**Description of the task:** Using the records that follow, copy every line containing the word "Dryer".

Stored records
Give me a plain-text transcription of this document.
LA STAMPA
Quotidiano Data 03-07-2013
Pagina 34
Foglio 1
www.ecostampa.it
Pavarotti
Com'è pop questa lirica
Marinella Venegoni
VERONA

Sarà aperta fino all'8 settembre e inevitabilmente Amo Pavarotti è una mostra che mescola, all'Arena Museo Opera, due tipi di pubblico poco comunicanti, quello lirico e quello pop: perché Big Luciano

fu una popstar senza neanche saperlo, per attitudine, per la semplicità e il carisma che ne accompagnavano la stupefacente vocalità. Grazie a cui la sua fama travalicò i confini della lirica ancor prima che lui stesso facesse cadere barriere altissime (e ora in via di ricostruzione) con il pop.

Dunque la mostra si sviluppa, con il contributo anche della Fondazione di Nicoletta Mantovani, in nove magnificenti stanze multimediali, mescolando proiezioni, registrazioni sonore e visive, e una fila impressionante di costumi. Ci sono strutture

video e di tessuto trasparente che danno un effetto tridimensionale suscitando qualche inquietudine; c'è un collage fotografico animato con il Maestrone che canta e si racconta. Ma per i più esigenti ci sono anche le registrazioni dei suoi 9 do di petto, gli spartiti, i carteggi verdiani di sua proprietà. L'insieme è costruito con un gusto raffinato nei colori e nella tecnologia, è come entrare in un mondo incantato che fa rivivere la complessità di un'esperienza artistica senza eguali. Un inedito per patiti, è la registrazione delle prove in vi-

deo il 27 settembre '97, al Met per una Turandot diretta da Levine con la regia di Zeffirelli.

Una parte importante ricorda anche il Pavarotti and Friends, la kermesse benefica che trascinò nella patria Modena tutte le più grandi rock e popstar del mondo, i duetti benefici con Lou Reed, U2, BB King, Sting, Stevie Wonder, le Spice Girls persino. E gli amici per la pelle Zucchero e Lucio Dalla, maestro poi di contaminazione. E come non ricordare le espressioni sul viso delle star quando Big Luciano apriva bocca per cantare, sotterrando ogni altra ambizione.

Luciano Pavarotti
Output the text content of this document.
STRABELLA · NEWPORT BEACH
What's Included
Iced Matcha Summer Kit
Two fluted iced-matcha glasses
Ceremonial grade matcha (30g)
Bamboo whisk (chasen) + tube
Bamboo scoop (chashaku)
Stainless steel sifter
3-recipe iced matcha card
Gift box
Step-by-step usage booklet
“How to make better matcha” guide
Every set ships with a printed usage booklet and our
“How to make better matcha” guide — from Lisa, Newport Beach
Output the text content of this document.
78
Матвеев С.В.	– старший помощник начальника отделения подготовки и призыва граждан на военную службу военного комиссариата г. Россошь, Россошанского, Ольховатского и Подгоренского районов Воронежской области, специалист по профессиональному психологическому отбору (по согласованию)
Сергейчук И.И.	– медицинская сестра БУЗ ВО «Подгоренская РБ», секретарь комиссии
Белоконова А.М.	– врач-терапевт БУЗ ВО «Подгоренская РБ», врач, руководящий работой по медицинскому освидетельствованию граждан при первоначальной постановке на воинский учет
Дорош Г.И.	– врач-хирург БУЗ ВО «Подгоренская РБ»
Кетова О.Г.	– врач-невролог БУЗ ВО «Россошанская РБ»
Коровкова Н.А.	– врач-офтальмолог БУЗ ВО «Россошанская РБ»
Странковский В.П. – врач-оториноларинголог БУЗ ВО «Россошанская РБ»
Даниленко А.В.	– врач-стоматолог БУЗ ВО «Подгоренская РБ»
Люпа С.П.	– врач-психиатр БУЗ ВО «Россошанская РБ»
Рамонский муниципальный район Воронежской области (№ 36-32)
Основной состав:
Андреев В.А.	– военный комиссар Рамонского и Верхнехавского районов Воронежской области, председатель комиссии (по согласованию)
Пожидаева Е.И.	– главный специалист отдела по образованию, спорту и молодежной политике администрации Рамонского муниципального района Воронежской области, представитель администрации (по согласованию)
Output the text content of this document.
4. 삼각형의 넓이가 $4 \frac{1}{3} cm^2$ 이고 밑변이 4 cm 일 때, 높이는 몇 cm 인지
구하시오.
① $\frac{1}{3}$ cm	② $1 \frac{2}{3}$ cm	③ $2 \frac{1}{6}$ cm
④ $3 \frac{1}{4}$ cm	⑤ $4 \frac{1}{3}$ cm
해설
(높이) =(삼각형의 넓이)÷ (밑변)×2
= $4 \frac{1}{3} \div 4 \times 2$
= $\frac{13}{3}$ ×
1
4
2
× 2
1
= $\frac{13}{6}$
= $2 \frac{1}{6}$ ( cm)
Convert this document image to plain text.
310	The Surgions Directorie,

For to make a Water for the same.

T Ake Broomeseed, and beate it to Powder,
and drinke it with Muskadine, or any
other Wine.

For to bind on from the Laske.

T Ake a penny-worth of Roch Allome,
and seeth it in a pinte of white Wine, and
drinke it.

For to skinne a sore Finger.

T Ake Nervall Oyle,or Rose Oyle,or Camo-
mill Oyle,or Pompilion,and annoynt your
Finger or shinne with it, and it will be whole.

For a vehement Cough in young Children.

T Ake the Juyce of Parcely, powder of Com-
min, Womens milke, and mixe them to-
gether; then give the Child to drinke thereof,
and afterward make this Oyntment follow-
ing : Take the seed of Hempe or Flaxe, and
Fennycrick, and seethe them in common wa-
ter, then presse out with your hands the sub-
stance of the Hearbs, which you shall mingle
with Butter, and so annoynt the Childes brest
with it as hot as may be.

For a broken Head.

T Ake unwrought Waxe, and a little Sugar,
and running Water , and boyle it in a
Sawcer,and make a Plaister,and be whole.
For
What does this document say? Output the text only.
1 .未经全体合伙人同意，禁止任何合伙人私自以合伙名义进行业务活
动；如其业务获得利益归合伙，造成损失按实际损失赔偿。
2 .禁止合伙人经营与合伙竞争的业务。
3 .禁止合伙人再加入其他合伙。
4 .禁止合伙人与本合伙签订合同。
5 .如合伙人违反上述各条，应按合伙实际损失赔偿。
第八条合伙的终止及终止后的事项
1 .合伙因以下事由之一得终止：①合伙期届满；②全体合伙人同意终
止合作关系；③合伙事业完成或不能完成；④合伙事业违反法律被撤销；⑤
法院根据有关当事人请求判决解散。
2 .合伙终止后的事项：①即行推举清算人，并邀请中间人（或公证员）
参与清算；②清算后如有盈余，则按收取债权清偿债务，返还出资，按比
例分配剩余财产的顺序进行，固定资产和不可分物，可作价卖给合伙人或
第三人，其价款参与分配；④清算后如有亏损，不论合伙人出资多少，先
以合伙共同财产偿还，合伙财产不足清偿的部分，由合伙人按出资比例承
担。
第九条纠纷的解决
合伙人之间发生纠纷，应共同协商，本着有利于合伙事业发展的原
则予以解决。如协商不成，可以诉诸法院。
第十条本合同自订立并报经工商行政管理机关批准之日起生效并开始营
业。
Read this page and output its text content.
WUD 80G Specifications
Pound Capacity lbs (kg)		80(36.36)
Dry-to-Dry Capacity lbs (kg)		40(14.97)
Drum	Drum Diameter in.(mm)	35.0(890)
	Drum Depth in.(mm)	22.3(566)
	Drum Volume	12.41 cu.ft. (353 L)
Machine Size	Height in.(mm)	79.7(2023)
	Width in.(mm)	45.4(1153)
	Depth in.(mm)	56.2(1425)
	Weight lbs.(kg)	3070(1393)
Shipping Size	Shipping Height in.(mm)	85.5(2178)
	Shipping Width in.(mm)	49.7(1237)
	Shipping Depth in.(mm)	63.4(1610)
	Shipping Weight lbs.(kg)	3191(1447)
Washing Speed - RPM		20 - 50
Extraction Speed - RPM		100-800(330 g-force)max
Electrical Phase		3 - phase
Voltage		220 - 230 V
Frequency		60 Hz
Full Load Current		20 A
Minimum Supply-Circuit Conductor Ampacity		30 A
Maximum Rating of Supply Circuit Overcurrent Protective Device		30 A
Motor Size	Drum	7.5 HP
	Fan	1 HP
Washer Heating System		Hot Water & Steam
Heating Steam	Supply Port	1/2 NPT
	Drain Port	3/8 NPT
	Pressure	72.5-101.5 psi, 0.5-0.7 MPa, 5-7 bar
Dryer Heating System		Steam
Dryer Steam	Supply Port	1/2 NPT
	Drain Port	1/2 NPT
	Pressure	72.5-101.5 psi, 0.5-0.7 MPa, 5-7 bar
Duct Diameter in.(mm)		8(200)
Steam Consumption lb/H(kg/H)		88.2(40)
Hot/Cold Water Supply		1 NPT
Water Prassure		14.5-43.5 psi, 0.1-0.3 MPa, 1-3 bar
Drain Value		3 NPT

**The solution:**
Dryer Heating System		Steam
Dryer Steam	Supply Port	1/2 NPT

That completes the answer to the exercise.